Given request: Set down, in full, every record in the block.

Data for this task:
........
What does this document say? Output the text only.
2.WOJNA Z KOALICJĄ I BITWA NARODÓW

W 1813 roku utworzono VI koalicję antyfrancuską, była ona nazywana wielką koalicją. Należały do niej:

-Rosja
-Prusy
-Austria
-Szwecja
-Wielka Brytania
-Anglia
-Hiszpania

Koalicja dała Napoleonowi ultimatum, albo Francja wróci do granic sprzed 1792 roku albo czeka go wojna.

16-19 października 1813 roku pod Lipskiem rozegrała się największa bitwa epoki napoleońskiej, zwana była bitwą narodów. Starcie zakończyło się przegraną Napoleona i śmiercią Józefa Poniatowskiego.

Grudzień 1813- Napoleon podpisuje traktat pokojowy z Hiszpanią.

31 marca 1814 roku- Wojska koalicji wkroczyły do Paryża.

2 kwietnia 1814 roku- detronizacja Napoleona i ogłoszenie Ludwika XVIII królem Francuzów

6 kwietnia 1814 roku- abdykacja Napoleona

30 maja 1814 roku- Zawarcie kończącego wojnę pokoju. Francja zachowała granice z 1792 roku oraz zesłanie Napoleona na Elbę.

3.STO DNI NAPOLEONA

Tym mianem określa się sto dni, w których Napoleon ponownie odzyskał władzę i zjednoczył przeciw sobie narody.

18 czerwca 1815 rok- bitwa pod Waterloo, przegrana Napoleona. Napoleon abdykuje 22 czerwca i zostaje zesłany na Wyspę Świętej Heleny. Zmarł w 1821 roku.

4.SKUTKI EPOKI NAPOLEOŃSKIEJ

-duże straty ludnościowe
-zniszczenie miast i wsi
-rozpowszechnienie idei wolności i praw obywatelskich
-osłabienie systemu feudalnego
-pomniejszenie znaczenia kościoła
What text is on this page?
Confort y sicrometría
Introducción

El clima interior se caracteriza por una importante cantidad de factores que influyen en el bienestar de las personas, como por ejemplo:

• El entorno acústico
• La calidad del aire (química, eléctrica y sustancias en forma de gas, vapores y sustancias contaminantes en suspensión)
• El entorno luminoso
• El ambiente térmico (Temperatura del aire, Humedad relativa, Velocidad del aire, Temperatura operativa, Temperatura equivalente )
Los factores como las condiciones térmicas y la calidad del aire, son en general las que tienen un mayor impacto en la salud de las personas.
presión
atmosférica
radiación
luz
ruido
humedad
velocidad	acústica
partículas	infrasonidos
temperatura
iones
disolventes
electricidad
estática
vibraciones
........
Expected output:
What does this document say? Output the text only.
2.WOJNA Z KOALICJĄ I BITWA NARODÓW

W 1813 roku utworzono VI koalicję antyfrancuską, była ona nazywana wielką koalicją. Należały do niej:

-Rosja
-Prusy
-Austria
-Szwecja
-Wielka Brytania
-Anglia
-Hiszpania

Koalicja dała Napoleonowi ultimatum, albo Francja wróci do granic sprzed 1792 roku albo czeka go wojna.

16-19 października 1813 roku pod Lipskiem rozegrała się największa bitwa epoki napoleońskiej, zwana była bitwą narodów. Starcie zakończyło się przegraną Napoleona i śmiercią Józefa Poniatowskiego.

Grudzień 1813- Napoleon podpisuje traktat pokojowy z Hiszpanią.

31 marca 1814 roku- Wojska koalicji wkroczyły do Paryża.

2 kwietnia 1814 roku- detronizacja Napoleona i ogłoszenie Ludwika XVIII królem Francuzów

6 kwietnia 1814 roku- abdykacja Napoleona

30 maja 1814 roku- Zawarcie kończącego wojnę pokoju. Francja zachowała granice z 1792 roku oraz zesłanie Napoleona na Elbę.

3.STO DNI NAPOLEONA

Tym mianem określa się sto dni, w których Napoleon ponownie odzyskał władzę i zjednoczył przeciw sobie narody.

18 czerwca 1815 rok- bitwa pod Waterloo, przegrana Napoleona. Napoleon abdykuje 22 czerwca i zostaje zesłany na Wyspę Świętej Heleny. Zmarł w 1821 roku.

4.SKUTKI EPOKI NAPOLEOŃSKIEJ

-duże straty ludnościowe
-zniszczenie miast i wsi
-rozpowszechnienie idei wolności i praw obywatelskich
-osłabienie systemu feudalnego
-pomniejszenie znaczenia kościoła
What text is on this page?
Confort y sicrometría
Introducción

El clima interior se caracteriza por una importante cantidad de factores que influyen en el bienestar de las personas, como por ejemplo:

• El entorno acústico
• La calidad del aire (química, eléctrica y sustancias en forma de gas, vapores y sustancias contaminantes en suspensión)
• El entorno luminoso
• El ambiente térmico (Temperatura del aire, Humedad relativa, Velocidad del aire, Temperatura operativa, Temperatura equivalente )
Los factores como las condiciones térmicas y la calidad del aire, son en general las que tienen un mayor impacto en la salud de las personas.
presión
atmosférica
radiación
luz
ruido
humedad
velocidad	acústica
partículas	infrasonidos
temperatura
iones
disolventes
electricidad
estática
vibraciones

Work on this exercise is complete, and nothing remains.